Your goal: Copy out the entries below in full and exactly.

Dataset extract:
<<<<

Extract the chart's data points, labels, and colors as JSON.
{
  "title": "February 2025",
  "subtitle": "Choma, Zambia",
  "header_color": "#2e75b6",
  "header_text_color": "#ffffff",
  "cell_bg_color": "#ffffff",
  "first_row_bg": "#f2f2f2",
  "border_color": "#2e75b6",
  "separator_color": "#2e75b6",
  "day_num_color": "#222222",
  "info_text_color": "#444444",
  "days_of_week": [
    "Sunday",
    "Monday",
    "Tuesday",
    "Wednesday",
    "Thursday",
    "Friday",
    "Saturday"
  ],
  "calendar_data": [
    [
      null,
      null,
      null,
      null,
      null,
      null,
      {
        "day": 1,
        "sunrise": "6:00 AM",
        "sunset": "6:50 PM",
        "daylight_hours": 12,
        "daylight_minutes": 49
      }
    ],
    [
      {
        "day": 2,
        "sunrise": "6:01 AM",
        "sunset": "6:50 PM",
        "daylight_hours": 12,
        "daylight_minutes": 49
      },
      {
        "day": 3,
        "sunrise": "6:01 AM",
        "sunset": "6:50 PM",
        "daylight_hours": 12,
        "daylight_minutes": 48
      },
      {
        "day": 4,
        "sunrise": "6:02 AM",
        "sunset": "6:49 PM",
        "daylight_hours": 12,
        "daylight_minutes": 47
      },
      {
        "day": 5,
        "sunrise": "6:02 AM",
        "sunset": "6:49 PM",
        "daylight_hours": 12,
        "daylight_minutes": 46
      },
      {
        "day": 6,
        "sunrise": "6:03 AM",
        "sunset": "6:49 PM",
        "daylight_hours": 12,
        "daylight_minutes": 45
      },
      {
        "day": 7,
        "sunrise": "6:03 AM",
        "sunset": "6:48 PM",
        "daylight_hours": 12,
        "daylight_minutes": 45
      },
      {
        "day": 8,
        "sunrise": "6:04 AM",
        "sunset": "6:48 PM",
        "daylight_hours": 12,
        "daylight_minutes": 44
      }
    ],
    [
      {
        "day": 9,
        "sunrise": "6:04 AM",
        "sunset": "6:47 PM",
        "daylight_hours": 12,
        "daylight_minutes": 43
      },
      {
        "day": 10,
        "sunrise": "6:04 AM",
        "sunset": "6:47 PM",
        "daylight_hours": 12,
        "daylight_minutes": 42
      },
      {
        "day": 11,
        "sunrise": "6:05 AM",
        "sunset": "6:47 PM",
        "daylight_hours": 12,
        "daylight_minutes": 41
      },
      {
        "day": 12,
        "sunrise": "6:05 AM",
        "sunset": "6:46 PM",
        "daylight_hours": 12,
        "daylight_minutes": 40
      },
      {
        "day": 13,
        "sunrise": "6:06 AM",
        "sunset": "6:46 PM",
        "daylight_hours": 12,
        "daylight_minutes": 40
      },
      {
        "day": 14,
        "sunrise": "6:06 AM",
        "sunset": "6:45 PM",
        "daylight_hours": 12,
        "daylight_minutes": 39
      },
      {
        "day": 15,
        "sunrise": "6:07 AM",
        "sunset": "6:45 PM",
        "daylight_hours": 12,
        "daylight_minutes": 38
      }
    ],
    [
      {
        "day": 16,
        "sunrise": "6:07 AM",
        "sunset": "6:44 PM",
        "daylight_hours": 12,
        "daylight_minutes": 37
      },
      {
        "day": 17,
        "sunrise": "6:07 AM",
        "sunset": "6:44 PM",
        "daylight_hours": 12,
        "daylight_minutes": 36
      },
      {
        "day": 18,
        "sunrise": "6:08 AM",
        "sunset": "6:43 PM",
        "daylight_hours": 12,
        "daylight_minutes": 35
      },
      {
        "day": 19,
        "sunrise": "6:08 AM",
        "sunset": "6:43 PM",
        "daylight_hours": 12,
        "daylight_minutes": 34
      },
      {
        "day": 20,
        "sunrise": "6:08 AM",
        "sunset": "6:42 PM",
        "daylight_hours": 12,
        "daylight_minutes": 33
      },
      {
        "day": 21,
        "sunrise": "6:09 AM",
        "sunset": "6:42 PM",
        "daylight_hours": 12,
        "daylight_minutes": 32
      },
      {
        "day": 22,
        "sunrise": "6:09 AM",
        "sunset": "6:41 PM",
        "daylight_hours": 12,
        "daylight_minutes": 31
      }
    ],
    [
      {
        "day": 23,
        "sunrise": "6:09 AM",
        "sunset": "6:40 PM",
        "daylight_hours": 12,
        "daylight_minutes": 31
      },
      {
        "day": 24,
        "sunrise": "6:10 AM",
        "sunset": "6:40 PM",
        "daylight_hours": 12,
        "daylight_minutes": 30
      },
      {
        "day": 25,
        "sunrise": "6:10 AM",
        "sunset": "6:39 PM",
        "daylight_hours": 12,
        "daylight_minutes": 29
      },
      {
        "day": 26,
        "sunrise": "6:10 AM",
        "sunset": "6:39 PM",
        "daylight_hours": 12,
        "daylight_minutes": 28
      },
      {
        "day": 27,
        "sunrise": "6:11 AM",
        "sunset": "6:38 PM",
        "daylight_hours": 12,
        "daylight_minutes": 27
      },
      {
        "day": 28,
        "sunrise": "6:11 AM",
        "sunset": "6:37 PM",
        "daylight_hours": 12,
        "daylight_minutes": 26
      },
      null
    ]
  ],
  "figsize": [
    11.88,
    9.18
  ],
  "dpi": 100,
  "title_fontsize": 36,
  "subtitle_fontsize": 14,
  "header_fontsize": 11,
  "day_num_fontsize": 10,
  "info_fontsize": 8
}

>>>>

Complete response:
Extract the chart's data points, labels, and colors as JSON.
{
  "title": "February 2025",
  "subtitle": "Choma, Zambia",
  "header_color": "#2e75b6",
  "header_text_color": "#ffffff",
  "cell_bg_color": "#ffffff",
  "first_row_bg": "#f2f2f2",
  "border_color": "#2e75b6",
  "separator_color": "#2e75b6",
  "day_num_color": "#222222",
  "info_text_color": "#444444",
  "days_of_week": [
    "Sunday",
    "Monday",
    "Tuesday",
    "Wednesday",
    "Thursday",
    "Friday",
    "Saturday"
  ],
  "calendar_data": [
    [
      null,
      null,
      null,
      null,
      null,
      null,
      {
        "day": 1,
        "sunrise": "6:00 AM",
        "sunset": "6:50 PM",
        "daylight_hours": 12,
        "daylight_minutes": 49
      }
    ],
    [
      {
        "day": 2,
        "sunrise": "6:01 AM",
        "sunset": "6:50 PM",
        "daylight_hours": 12,
        "daylight_minutes": 49
      },
      {
        "day": 3,
        "sunrise": "6:01 AM",
        "sunset": "6:50 PM",
        "daylight_hours": 12,
        "daylight_minutes": 48
      },
      {
        "day": 4,
        "sunrise": "6:02 AM",
        "sunset": "6:49 PM",
        "daylight_hours": 12,
        "daylight_minutes": 47
      },
      {
        "day": 5,
        "sunrise": "6:02 AM",
        "sunset": "6:49 PM",
        "daylight_hours": 12,
        "daylight_minutes": 46
      },
      {
        "day": 6,
        "sunrise": "6:03 AM",
        "sunset": "6:49 PM",
        "daylight_hours": 12,
        "daylight_minutes": 45
      },
      {
        "day": 7,
        "sunrise": "6:03 AM",
        "sunset": "6:48 PM",
        "daylight_hours": 12,
        "daylight_minutes": 45
      },
      {
        "day": 8,
        "sunrise": "6:04 AM",
        "sunset": "6:48 PM",
        "daylight_hours": 12,
        "daylight_minutes": 44
      }
    ],
    [
      {
        "day": 9,
        "sunrise": "6:04 AM",
        "sunset": "6:47 PM",
        "daylight_hours": 12,
        "daylight_minutes": 43
      },
      {
        "day": 10,
        "sunrise": "6:04 AM",
        "sunset": "6:47 PM",
        "daylight_hours": 12,
        "daylight_minutes": 42
      },
      {
        "day": 11,
        "sunrise": "6:05 AM",
        "sunset": "6:47 PM",
        "daylight_hours": 12,
        "daylight_minutes": 41
      },
      {
        "day": 12,
        "sunrise": "6:05 AM",
        "sunset": "6:46 PM",
        "daylight_hours": 12,
        "daylight_minutes": 40
      },
      {
        "day": 13,
        "sunrise": "6:06 AM",
        "sunset": "6:46 PM",
        "daylight_hours": 12,
        "daylight_minutes": 40
      },
      {
        "day": 14,
        "sunrise": "6:06 AM",
        "sunset": "6:45 PM",
        "daylight_hours": 12,
        "daylight_minutes": 39
      },
      {
        "day": 15,
        "sunrise": "6:07 AM",
        "sunset": "6:45 PM",
        "daylight_hours": 12,
        "daylight_minutes": 38
      }
    ],
    [
      {
        "day": 16,
        "sunrise": "6:07 AM",
        "sunset": "6:44 PM",
        "daylight_hours": 12,
        "daylight_minutes": 37
      },
      {
        "day": 17,
        "sunrise": "6:07 AM",
        "sunset": "6:44 PM",
        "daylight_hours": 12,
        "daylight_minutes": 36
      },
      {
        "day": 18,
        "sunrise": "6:08 AM",
        "sunset": "6:43 PM",
        "daylight_hours": 12,
        "daylight_minutes": 35
      },
      {
        "day": 19,
        "sunrise": "6:08 AM",
        "sunset": "6:43 PM",
        "daylight_hours": 12,
        "daylight_minutes": 34
      },
      {
        "day": 20,
        "sunrise": "6:08 AM",
        "sunset": "6:42 PM",
        "daylight_hours": 12,
        "daylight_minutes": 33
      },
      {
        "day": 21,
        "sunrise": "6:09 AM",
        "sunset": "6:42 PM",
        "daylight_hours": 12,
        "daylight_minutes": 32
      },
      {
        "day": 22,
        "sunrise": "6:09 AM",
        "sunset": "6:41 PM",
        "daylight_hours": 12,
        "daylight_minutes": 31
      }
    ],
    [
      {
        "day": 23,
        "sunrise": "6:09 AM",
        "sunset": "6:40 PM",
        "daylight_hours": 12,
        "daylight_minutes": 31
      },
      {
        "day": 24,
        "sunrise": "6:10 AM",
        "sunset": "6:40 PM",
        "daylight_hours": 12,
        "daylight_minutes": 30
      },
      {
        "day": 25,
        "sunrise": "6:10 AM",
        "sunset": "6:39 PM",
        "daylight_hours": 12,
        "daylight_minutes": 29
      },
      {
        "day": 26,
        "sunrise": "6:10 AM",
        "sunset": "6:39 PM",
        "daylight_hours": 12,
        "daylight_minutes": 28
      },
      {
        "day": 27,
        "sunrise": "6:11 AM",
        "sunset": "6:38 PM",
        "daylight_hours": 12,
        "daylight_minutes": 27
      },
      {
        "day": 28,
        "sunrise": "6:11 AM",
        "sunset": "6:37 PM",
        "daylight_hours": 12,
        "daylight_minutes": 26
      },
      null
    ]
  ],
  "figsize": [
    11.88,
    9.18
  ],
  "dpi": 100,
  "title_fontsize": 36,
  "subtitle_fontsize": 14,
  "header_fontsize": 11,
  "day_num_fontsize": 10,
  "info_fontsize": 8
}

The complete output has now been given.